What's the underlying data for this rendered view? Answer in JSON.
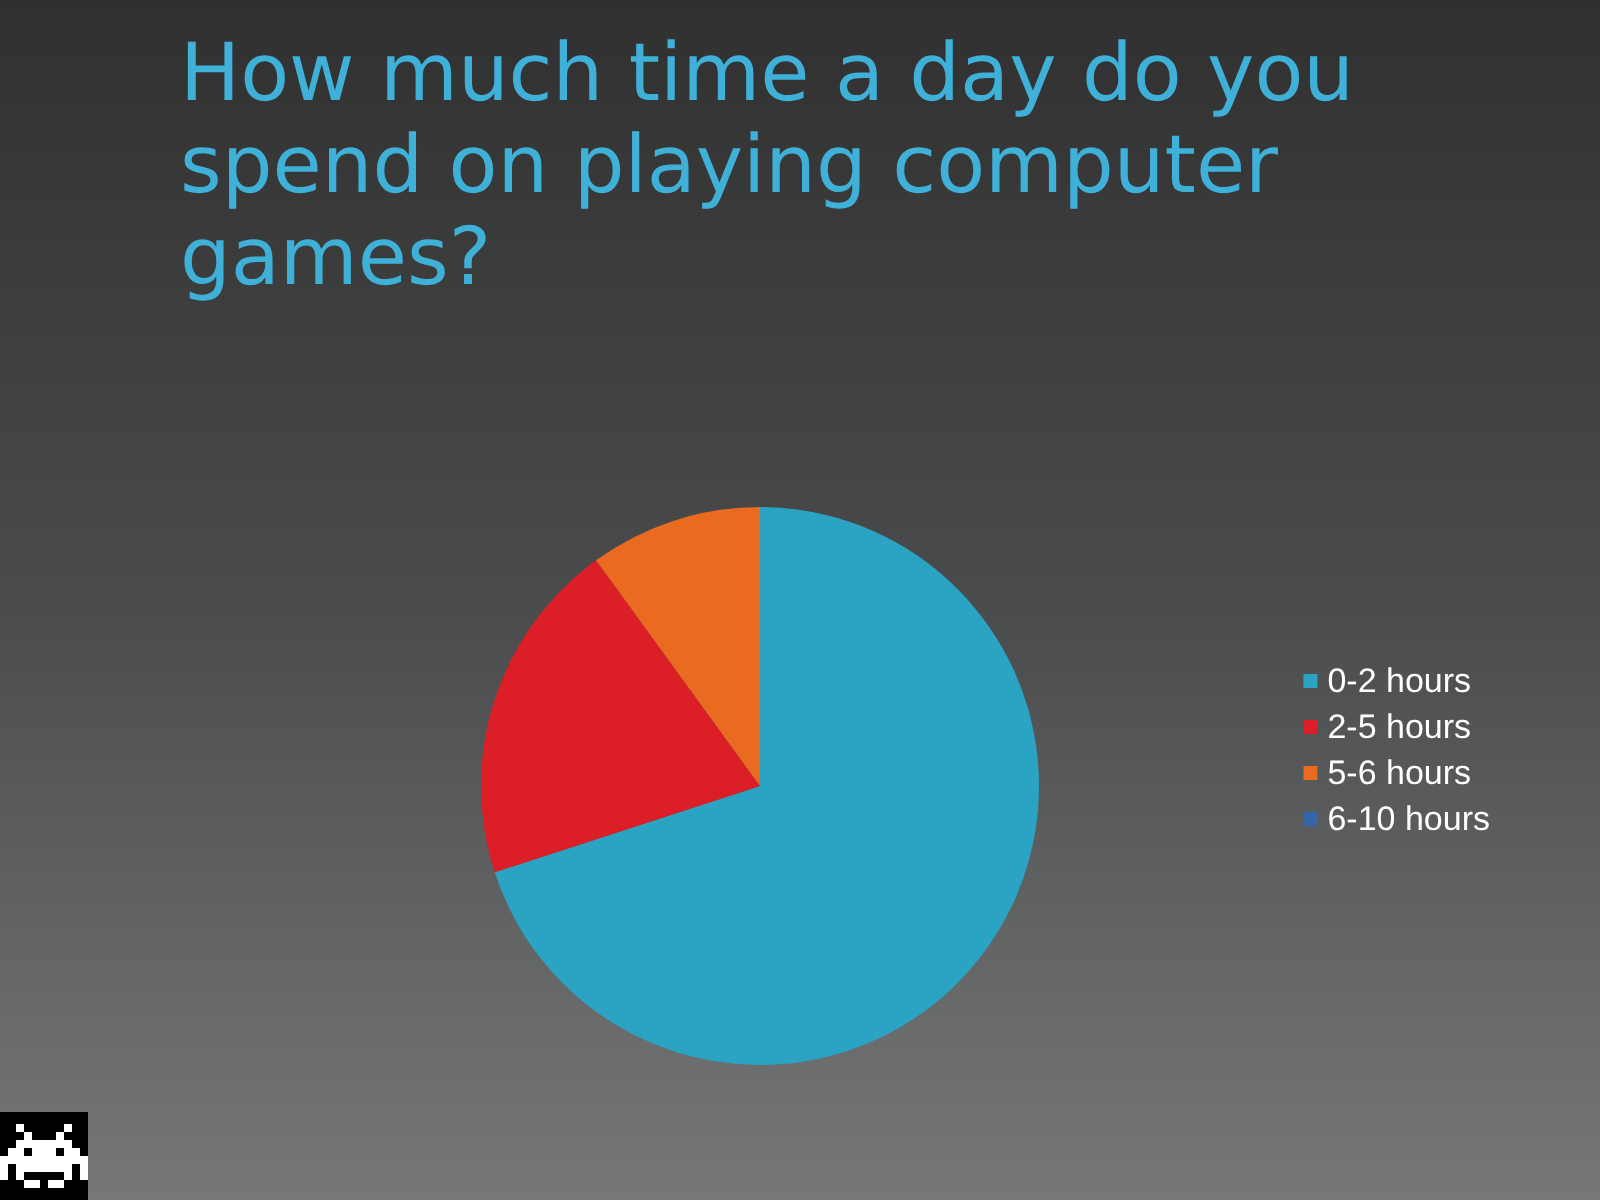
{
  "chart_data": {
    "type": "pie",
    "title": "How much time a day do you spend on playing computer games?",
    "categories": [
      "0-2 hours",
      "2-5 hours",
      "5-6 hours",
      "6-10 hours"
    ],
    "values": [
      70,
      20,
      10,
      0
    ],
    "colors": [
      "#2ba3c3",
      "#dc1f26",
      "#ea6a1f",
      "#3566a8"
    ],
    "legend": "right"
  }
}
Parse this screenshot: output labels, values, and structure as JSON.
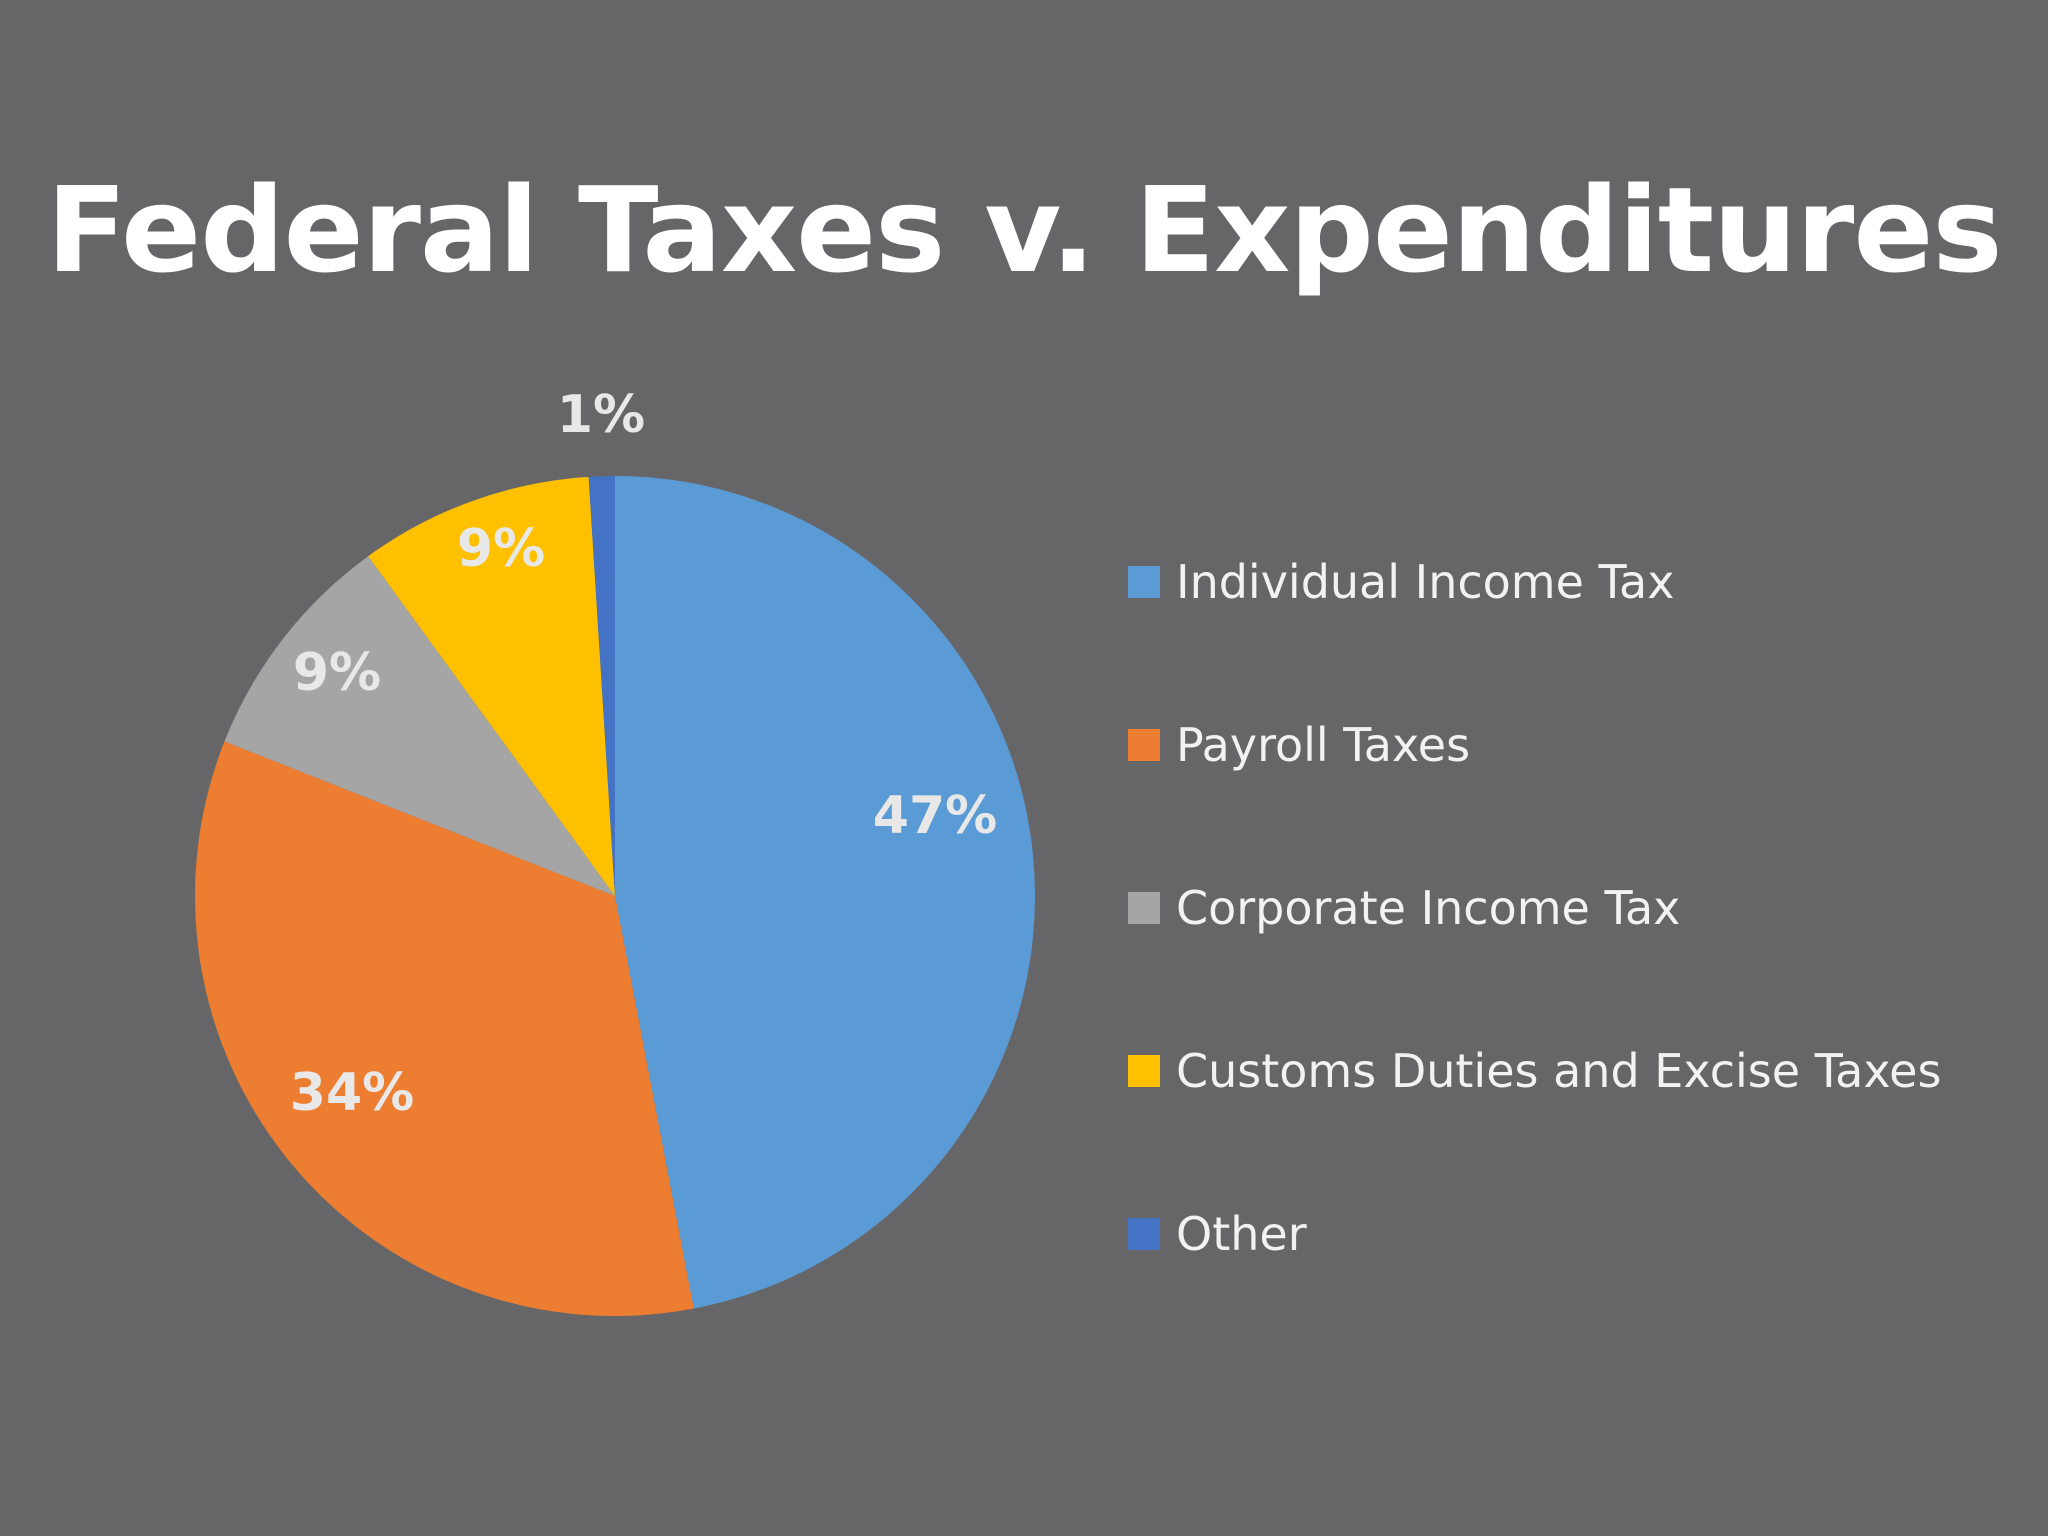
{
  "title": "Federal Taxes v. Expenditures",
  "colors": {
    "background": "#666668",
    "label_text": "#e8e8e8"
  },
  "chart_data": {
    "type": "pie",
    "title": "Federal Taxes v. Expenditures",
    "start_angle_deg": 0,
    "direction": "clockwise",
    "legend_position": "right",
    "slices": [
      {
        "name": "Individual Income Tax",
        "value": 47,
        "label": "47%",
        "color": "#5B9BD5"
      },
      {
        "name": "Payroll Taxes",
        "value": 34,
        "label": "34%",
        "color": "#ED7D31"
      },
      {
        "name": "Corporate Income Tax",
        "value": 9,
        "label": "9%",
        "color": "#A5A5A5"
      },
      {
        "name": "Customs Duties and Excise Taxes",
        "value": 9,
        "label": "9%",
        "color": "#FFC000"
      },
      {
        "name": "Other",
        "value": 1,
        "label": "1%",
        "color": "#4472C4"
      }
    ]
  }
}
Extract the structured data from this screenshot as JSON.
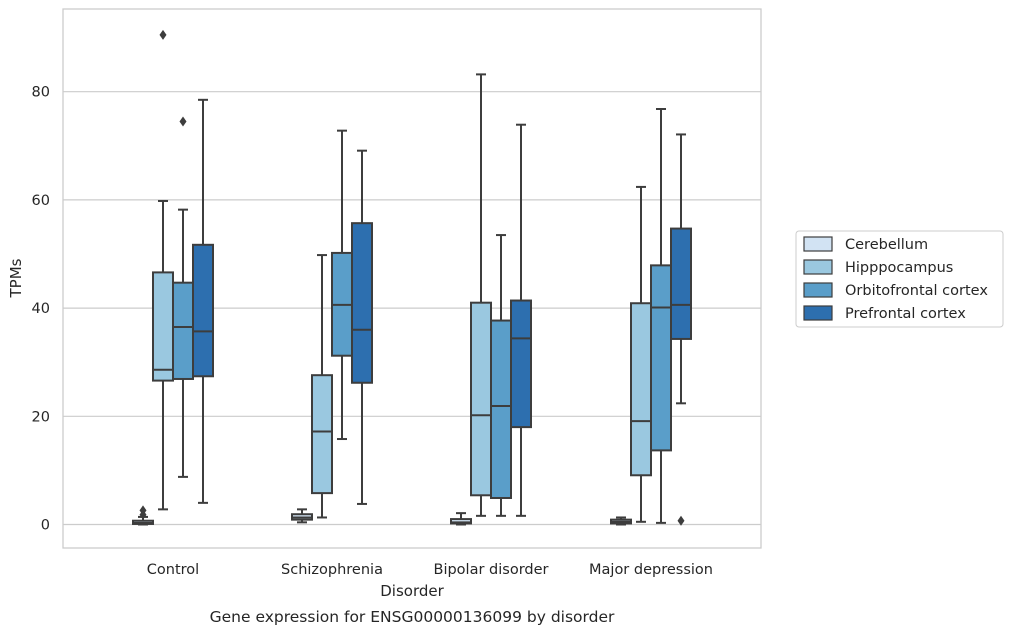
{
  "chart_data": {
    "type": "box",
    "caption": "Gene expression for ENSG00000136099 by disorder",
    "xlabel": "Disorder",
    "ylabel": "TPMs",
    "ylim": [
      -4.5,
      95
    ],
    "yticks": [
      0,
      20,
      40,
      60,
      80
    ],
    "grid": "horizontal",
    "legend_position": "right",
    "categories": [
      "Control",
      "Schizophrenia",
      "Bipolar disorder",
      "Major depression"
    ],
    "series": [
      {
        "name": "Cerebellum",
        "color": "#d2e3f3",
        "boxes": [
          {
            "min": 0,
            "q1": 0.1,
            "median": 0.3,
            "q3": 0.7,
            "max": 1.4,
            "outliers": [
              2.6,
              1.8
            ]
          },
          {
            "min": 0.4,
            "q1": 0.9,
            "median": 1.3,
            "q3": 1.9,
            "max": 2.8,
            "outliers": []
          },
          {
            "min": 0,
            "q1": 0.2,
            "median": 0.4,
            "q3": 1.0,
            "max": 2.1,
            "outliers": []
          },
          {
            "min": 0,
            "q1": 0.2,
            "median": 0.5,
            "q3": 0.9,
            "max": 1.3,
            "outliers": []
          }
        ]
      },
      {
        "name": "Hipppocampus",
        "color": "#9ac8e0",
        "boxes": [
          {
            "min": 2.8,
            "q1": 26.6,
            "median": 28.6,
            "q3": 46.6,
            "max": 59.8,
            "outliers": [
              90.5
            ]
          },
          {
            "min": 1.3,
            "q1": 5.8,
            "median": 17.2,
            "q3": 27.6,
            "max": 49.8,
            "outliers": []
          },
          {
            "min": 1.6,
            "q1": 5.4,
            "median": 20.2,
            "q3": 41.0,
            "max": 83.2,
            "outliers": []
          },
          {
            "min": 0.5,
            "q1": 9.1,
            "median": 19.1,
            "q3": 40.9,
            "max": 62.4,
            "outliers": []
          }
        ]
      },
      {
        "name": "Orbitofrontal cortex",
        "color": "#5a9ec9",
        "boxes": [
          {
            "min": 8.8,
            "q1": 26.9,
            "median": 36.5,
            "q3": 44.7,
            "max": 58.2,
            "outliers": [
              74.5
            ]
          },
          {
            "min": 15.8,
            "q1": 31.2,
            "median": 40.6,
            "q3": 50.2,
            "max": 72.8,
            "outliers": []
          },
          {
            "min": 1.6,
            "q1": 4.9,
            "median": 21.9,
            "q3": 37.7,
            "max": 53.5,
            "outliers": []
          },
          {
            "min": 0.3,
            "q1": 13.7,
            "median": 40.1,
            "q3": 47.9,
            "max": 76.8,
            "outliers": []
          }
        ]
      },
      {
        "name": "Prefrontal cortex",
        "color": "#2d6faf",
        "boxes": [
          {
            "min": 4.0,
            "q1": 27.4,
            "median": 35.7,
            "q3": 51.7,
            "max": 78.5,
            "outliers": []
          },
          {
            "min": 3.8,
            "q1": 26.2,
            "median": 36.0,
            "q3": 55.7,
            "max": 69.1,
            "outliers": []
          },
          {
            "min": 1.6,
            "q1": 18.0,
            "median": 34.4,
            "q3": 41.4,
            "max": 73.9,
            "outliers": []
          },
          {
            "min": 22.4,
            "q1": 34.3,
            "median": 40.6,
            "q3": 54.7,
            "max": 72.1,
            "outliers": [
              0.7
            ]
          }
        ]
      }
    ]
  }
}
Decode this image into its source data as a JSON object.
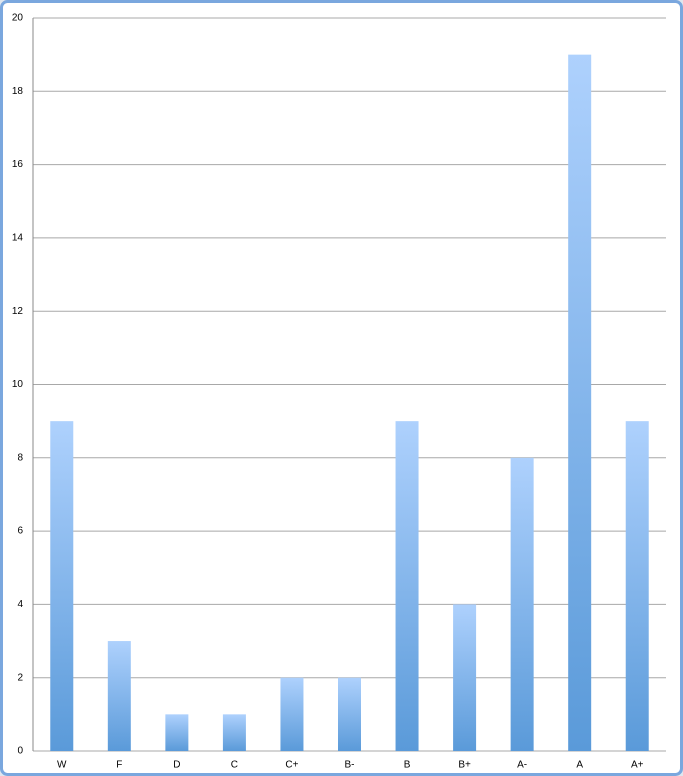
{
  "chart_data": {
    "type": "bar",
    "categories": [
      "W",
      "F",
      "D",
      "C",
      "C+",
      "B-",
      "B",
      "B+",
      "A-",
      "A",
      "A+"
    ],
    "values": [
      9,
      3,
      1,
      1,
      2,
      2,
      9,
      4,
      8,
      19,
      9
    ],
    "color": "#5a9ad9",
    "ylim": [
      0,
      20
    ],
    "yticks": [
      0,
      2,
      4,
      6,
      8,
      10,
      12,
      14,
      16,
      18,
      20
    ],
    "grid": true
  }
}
++++++
# [Task directions]
In the records above, how many lines contain the string "title"? State that number only.

# [Written reply]
3